▶ Problem details:
Write out all the lines again, precisely as they stand, but without the images.

[Records about charts and figures]
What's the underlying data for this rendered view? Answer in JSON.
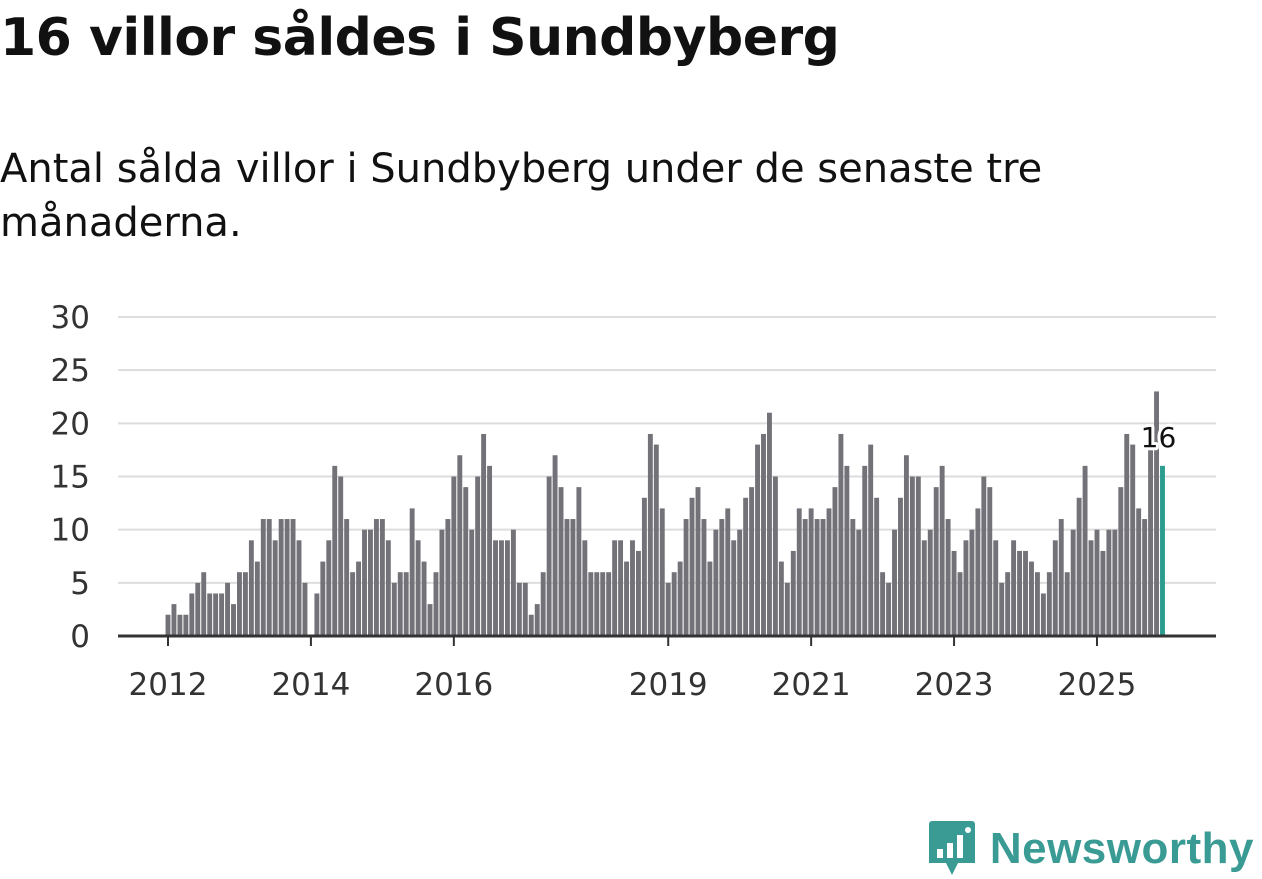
{
  "header": {
    "title": "16 villor såldes i Sundbyberg",
    "subtitle": "Antal sålda villor i Sundbyberg under de senaste tre månaderna."
  },
  "brand": {
    "name": "Newsworthy",
    "color": "#3a9b95",
    "icon": "bar-chart-badge-icon"
  },
  "colors": {
    "bar": "#737278",
    "highlight": "#2a9d8f",
    "grid": "#dddddd",
    "axis": "#333333"
  },
  "chart_data": {
    "type": "bar",
    "title": "16 villor såldes i Sundbyberg",
    "subtitle": "Antal sålda villor i Sundbyberg under de senaste tre månaderna.",
    "xlabel": "",
    "ylabel": "",
    "ylim": [
      0,
      30
    ],
    "yticks": [
      0,
      5,
      10,
      15,
      20,
      25,
      30
    ],
    "grid": true,
    "start": "2012-01",
    "x_tick_labels": [
      {
        "label": "2012",
        "month_index": 0
      },
      {
        "label": "2014",
        "month_index": 24
      },
      {
        "label": "2016",
        "month_index": 48
      },
      {
        "label": "2019",
        "month_index": 84
      },
      {
        "label": "2021",
        "month_index": 108
      },
      {
        "label": "2023",
        "month_index": 132
      },
      {
        "label": "2025",
        "month_index": 156
      }
    ],
    "values": [
      2,
      3,
      2,
      2,
      4,
      5,
      6,
      4,
      4,
      4,
      5,
      3,
      6,
      6,
      9,
      7,
      11,
      11,
      9,
      11,
      11,
      11,
      9,
      5,
      0,
      4,
      7,
      9,
      16,
      15,
      11,
      6,
      7,
      10,
      10,
      11,
      11,
      9,
      5,
      6,
      6,
      12,
      9,
      7,
      3,
      6,
      10,
      11,
      15,
      17,
      14,
      10,
      15,
      19,
      16,
      9,
      9,
      9,
      10,
      5,
      5,
      2,
      3,
      6,
      15,
      17,
      14,
      11,
      11,
      14,
      9,
      6,
      6,
      6,
      6,
      9,
      9,
      7,
      9,
      8,
      13,
      19,
      18,
      12,
      5,
      6,
      7,
      11,
      13,
      14,
      11,
      7,
      10,
      11,
      12,
      9,
      10,
      13,
      14,
      18,
      19,
      21,
      15,
      7,
      5,
      8,
      12,
      11,
      12,
      11,
      11,
      12,
      14,
      19,
      16,
      11,
      10,
      16,
      18,
      13,
      6,
      5,
      10,
      13,
      17,
      15,
      15,
      9,
      10,
      14,
      16,
      11,
      8,
      6,
      9,
      10,
      12,
      15,
      14,
      9,
      5,
      6,
      9,
      8,
      8,
      7,
      6,
      4,
      6,
      9,
      11,
      6,
      10,
      13,
      16,
      9,
      10,
      8,
      10,
      10,
      14,
      19,
      18,
      12,
      11,
      18,
      23,
      16
    ],
    "highlight": {
      "index": 167,
      "value": 16,
      "label": "16"
    }
  }
}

▶ Solved problem:
What's the underlying data for this rendered view? Answer in JSON.
{
  "header": {
    "title": "16 villor såldes i Sundbyberg",
    "subtitle": "Antal sålda villor i Sundbyberg under de senaste tre månaderna."
  },
  "brand": {
    "name": "Newsworthy",
    "color": "#3a9b95",
    "icon": "bar-chart-badge-icon"
  },
  "colors": {
    "bar": "#737278",
    "highlight": "#2a9d8f",
    "grid": "#dddddd",
    "axis": "#333333"
  },
  "chart_data": {
    "type": "bar",
    "title": "16 villor såldes i Sundbyberg",
    "subtitle": "Antal sålda villor i Sundbyberg under de senaste tre månaderna.",
    "xlabel": "",
    "ylabel": "",
    "ylim": [
      0,
      30
    ],
    "yticks": [
      0,
      5,
      10,
      15,
      20,
      25,
      30
    ],
    "grid": true,
    "start": "2012-01",
    "x_tick_labels": [
      {
        "label": "2012",
        "month_index": 0
      },
      {
        "label": "2014",
        "month_index": 24
      },
      {
        "label": "2016",
        "month_index": 48
      },
      {
        "label": "2019",
        "month_index": 84
      },
      {
        "label": "2021",
        "month_index": 108
      },
      {
        "label": "2023",
        "month_index": 132
      },
      {
        "label": "2025",
        "month_index": 156
      }
    ],
    "values": [
      2,
      3,
      2,
      2,
      4,
      5,
      6,
      4,
      4,
      4,
      5,
      3,
      6,
      6,
      9,
      7,
      11,
      11,
      9,
      11,
      11,
      11,
      9,
      5,
      0,
      4,
      7,
      9,
      16,
      15,
      11,
      6,
      7,
      10,
      10,
      11,
      11,
      9,
      5,
      6,
      6,
      12,
      9,
      7,
      3,
      6,
      10,
      11,
      15,
      17,
      14,
      10,
      15,
      19,
      16,
      9,
      9,
      9,
      10,
      5,
      5,
      2,
      3,
      6,
      15,
      17,
      14,
      11,
      11,
      14,
      9,
      6,
      6,
      6,
      6,
      9,
      9,
      7,
      9,
      8,
      13,
      19,
      18,
      12,
      5,
      6,
      7,
      11,
      13,
      14,
      11,
      7,
      10,
      11,
      12,
      9,
      10,
      13,
      14,
      18,
      19,
      21,
      15,
      7,
      5,
      8,
      12,
      11,
      12,
      11,
      11,
      12,
      14,
      19,
      16,
      11,
      10,
      16,
      18,
      13,
      6,
      5,
      10,
      13,
      17,
      15,
      15,
      9,
      10,
      14,
      16,
      11,
      8,
      6,
      9,
      10,
      12,
      15,
      14,
      9,
      5,
      6,
      9,
      8,
      8,
      7,
      6,
      4,
      6,
      9,
      11,
      6,
      10,
      13,
      16,
      9,
      10,
      8,
      10,
      10,
      14,
      19,
      18,
      12,
      11,
      18,
      23,
      16
    ],
    "highlight": {
      "index": 167,
      "value": 16,
      "label": "16"
    }
  }
}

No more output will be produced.